GIVEN REQUEST: From the listing, collect all lines containing the word "data".

ROWS:
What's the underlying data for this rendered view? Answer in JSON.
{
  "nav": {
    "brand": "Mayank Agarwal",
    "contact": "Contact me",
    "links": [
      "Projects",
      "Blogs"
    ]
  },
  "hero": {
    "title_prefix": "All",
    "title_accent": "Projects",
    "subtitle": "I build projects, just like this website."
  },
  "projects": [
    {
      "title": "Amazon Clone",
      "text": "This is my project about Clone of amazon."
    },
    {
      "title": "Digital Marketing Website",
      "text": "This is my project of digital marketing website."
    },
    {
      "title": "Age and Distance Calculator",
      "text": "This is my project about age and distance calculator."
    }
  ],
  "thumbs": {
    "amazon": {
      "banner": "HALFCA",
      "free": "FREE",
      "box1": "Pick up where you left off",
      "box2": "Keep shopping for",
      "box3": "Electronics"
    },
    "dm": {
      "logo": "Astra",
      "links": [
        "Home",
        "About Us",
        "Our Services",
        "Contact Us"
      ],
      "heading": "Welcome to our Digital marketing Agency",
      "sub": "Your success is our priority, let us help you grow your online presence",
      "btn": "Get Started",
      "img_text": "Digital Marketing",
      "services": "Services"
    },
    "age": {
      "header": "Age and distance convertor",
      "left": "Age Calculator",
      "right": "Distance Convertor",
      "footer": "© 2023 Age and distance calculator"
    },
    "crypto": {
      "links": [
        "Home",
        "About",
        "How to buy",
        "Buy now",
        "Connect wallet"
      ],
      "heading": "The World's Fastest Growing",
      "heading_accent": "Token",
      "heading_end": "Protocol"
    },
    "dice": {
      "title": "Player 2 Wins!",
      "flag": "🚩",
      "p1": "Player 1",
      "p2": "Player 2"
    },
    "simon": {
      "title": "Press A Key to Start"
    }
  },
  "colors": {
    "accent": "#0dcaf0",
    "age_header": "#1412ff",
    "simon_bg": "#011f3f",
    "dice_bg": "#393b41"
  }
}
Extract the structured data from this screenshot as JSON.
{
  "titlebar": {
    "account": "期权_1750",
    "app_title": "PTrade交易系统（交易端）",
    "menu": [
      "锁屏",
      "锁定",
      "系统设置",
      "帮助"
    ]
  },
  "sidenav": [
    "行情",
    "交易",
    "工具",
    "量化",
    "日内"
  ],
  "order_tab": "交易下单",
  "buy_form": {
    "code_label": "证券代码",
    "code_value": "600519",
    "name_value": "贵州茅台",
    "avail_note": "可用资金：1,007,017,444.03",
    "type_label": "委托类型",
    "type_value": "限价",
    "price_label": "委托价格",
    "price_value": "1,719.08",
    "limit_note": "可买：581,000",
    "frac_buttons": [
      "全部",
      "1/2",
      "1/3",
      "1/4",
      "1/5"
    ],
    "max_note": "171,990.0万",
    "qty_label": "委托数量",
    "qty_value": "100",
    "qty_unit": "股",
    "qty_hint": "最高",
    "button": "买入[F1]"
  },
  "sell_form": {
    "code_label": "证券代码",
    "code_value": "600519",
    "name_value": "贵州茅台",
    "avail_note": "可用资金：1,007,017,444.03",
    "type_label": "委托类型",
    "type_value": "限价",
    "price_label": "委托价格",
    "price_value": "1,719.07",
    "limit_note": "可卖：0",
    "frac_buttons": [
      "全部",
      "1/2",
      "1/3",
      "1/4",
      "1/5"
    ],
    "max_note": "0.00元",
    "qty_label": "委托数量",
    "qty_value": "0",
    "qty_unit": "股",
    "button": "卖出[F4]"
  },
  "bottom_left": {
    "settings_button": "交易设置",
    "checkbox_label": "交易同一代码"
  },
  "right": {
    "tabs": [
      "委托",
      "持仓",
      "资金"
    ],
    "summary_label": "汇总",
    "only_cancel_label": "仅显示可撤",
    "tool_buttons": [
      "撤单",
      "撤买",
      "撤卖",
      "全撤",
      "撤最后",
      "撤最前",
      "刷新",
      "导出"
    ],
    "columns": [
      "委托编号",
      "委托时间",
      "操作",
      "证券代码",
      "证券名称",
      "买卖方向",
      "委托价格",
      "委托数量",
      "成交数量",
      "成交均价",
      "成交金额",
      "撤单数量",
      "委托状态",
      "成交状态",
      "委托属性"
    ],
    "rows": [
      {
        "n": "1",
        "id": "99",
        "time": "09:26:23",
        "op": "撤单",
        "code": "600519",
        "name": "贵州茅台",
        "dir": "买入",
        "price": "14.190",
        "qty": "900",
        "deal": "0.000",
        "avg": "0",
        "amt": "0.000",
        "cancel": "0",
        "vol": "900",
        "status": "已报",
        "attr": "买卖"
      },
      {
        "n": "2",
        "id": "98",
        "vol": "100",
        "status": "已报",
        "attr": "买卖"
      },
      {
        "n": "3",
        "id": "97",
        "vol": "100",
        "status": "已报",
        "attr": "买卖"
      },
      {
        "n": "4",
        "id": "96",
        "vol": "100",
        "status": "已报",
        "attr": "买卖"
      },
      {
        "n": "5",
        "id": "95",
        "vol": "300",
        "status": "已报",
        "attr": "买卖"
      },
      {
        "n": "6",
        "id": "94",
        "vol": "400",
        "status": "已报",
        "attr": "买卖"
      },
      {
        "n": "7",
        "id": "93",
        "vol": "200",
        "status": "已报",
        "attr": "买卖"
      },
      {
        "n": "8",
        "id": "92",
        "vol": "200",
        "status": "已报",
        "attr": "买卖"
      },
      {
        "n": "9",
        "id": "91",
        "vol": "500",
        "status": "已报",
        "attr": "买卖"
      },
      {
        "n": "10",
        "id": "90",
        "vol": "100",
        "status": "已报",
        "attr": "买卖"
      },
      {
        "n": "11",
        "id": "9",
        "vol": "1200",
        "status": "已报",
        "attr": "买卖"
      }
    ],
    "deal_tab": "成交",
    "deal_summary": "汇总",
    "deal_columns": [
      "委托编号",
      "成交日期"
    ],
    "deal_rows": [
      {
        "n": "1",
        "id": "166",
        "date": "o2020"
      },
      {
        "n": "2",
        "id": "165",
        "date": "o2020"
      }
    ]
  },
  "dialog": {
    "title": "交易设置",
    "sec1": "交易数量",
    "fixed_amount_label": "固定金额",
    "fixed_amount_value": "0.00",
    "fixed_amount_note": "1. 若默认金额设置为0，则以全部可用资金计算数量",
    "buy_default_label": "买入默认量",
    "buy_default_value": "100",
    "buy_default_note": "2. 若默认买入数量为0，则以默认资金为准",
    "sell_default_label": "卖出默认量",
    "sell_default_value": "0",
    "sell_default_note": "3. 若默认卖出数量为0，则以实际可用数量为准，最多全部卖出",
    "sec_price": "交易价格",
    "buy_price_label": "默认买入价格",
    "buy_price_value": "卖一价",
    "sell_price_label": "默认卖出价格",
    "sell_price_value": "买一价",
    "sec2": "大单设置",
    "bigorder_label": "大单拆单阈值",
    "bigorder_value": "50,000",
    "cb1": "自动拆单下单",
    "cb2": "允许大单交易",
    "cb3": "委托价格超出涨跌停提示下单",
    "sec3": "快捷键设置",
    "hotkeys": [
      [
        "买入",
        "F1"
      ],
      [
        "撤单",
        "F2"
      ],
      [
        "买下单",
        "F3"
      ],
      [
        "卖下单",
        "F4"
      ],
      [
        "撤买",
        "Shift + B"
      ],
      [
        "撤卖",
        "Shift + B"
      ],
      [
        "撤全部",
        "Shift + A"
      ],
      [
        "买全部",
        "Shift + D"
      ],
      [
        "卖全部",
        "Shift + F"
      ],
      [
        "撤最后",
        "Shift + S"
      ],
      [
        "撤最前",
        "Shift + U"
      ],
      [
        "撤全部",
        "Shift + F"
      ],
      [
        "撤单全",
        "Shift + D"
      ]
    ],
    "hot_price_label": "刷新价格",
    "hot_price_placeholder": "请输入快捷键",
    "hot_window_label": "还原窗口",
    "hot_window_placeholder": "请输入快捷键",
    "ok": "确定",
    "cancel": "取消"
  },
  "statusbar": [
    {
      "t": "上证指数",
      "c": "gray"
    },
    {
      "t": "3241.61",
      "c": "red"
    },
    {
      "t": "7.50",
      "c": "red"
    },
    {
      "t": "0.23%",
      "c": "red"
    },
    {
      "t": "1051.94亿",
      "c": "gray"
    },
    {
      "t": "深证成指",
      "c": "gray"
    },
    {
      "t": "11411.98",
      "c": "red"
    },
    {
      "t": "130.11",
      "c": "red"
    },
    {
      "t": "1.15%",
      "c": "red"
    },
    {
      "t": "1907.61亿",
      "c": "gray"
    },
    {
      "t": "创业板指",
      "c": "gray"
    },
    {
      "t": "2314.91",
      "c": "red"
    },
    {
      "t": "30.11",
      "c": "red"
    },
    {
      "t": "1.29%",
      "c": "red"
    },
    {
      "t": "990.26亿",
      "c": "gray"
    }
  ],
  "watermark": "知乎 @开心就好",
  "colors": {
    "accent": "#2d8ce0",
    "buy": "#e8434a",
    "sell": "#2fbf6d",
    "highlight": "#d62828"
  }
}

ANSWER TO THIS EXERCISE:
What's the underlying data for this rendered view? Answer in JSON.
Extract the structured data from this screenshot as JSON.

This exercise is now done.